» DIRECTIONS FOR THIS TASK:
Copy all lines holding the word "النبي" from the entries.

"""

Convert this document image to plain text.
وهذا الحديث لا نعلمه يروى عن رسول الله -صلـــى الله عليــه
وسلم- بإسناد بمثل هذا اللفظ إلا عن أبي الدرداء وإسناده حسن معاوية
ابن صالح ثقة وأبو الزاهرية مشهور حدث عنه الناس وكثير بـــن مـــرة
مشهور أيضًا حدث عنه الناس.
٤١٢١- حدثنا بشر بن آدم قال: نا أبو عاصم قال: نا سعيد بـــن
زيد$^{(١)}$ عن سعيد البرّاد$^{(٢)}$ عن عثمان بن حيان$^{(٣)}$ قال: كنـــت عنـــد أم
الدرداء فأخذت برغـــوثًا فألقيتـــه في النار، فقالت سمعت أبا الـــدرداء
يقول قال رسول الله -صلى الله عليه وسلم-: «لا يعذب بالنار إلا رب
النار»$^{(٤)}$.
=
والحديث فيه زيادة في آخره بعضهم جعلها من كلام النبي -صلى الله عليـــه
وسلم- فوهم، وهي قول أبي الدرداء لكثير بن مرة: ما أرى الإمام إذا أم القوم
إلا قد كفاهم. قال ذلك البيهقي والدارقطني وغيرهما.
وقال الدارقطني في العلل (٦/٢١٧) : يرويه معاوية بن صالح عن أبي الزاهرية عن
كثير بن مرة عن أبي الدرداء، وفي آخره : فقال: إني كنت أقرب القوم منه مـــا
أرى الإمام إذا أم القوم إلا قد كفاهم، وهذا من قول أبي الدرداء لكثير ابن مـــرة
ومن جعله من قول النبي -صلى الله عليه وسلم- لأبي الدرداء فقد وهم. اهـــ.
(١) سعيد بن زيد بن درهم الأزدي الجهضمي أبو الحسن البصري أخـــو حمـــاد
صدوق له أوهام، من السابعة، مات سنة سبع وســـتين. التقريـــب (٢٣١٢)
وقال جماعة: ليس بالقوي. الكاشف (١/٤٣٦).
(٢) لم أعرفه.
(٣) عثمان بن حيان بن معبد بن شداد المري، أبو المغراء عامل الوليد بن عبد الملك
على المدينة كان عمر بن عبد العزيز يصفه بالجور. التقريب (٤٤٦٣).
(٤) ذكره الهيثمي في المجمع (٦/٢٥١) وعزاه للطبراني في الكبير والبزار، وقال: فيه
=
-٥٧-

"""

» EXERCISE SOLUTION:
والحديث فيه زيادة في آخره بعضهم جعلها من كلام النبي -صلى الله عليـــه
ومن جعله من قول النبي -صلى الله عليه وسلم- لأبي الدرداء فقد وهم. اهـــ.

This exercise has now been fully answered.